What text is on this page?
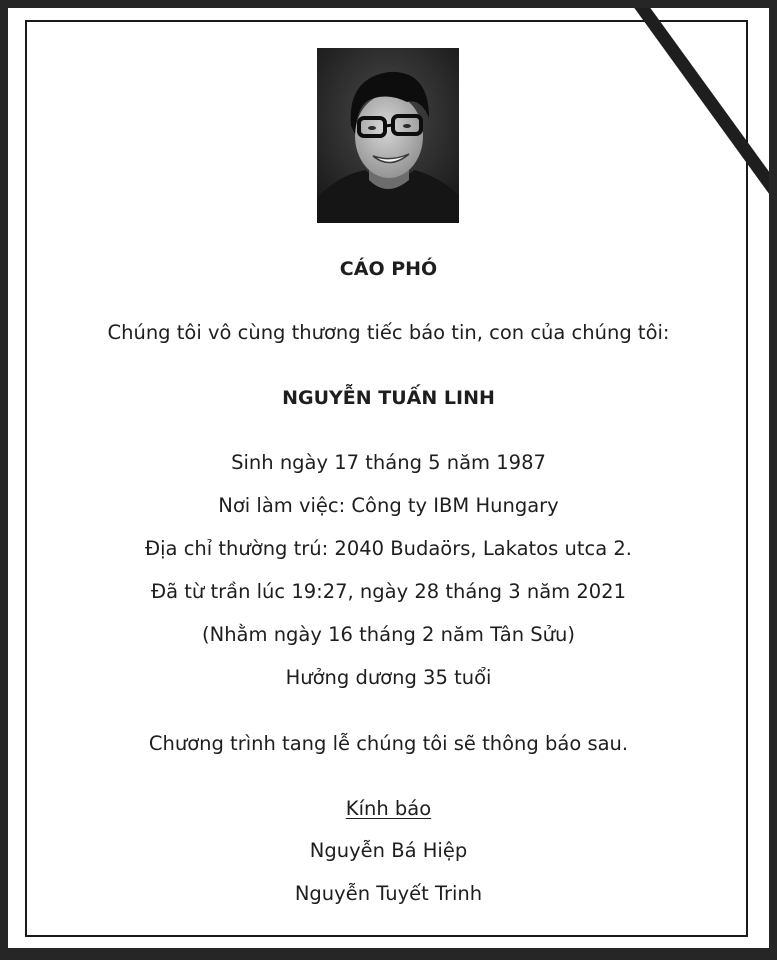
CÁO PHÓ
Chúng tôi vô cùng thương tiếc báo tin, con của chúng tôi:
NGUYỄN TUẤN LINH
Sinh ngày 17 tháng 5 năm 1987
Nơi làm việc: Công ty IBM Hungary
Địa chỉ thường trú: 2040 Budaörs, Lakatos utca 2.
Đã từ trần lúc 19:27, ngày 28 tháng 3 năm 2021
(Nhằm ngày 16 tháng 2 năm Tân Sửu)
Hưởng dương 35 tuổi
Chương trình tang lễ chúng tôi sẽ thông báo sau.
Kính báo
Nguyễn Bá Hiệp
Nguyễn Tuyết Trinh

================

Reproduce each record above by retyping it exactly; omit all images.

**Reply to the task**
What text is on this page?
CÁO PHÓ
Chúng tôi vô cùng thương tiếc báo tin, con của chúng tôi:
NGUYỄN TUẤN LINH
Sinh ngày 17 tháng 5 năm 1987
Nơi làm việc: Công ty IBM Hungary
Địa chỉ thường trú: 2040 Budaörs, Lakatos utca 2.
Đã từ trần lúc 19:27, ngày 28 tháng 3 năm 2021
(Nhằm ngày 16 tháng 2 năm Tân Sửu)
Hưởng dương 35 tuổi
Chương trình tang lễ chúng tôi sẽ thông báo sau.
Kính báo
Nguyễn Bá Hiệp
Nguyễn Tuyết Trinh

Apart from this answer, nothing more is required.